RECORDS TO PROCESS:
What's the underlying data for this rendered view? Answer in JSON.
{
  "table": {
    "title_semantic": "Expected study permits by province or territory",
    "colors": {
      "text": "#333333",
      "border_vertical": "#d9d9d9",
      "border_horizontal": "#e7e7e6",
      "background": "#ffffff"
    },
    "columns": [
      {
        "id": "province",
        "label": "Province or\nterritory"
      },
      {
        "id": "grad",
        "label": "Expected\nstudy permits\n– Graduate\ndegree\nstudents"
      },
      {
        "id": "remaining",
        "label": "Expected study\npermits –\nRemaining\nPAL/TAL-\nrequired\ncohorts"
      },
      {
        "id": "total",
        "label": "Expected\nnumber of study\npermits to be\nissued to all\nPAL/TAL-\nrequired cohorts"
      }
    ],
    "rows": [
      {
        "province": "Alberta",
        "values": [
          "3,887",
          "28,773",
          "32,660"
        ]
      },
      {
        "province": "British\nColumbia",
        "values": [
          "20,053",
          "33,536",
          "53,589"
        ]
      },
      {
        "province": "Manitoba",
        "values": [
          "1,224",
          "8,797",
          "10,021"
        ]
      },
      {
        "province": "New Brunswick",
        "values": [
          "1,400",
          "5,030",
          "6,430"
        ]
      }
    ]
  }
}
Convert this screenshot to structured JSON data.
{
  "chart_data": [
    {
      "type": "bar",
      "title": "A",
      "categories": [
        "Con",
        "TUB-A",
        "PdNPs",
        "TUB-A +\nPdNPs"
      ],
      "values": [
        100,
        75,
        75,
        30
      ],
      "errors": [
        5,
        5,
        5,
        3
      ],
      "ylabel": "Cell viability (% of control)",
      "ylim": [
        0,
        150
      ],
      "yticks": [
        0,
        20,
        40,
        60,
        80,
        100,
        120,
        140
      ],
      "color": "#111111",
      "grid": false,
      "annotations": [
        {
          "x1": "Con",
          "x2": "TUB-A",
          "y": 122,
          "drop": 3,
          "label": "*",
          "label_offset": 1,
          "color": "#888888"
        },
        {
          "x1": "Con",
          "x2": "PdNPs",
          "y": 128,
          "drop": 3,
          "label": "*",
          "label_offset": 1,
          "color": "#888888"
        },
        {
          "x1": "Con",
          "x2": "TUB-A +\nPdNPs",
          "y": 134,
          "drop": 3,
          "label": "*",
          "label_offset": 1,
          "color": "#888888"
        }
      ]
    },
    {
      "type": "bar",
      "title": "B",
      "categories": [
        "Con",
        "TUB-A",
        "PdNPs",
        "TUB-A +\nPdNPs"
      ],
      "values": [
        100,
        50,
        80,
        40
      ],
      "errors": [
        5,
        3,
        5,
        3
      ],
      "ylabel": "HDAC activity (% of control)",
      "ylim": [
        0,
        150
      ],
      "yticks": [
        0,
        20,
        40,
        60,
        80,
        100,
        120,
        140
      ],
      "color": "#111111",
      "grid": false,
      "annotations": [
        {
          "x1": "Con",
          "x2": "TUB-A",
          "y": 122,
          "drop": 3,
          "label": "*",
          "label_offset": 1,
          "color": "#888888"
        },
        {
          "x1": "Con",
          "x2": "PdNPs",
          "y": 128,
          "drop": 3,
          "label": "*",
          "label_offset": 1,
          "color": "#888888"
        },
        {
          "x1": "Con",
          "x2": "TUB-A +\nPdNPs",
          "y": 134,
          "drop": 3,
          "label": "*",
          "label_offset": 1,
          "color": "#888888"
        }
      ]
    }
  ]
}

PROBLEM TO SOLVE: Locate and copy each line in the data above that includes the word "nrequired".

SOLUTION TO THIS EXERCISE:
        "label": "Expected study\npermits –\nRemaining\nPAL/TAL-\nrequired\ncohorts"
        "label": "Expected\nnumber of study\npermits to be\nissued to all\nPAL/TAL-\nrequired cohorts"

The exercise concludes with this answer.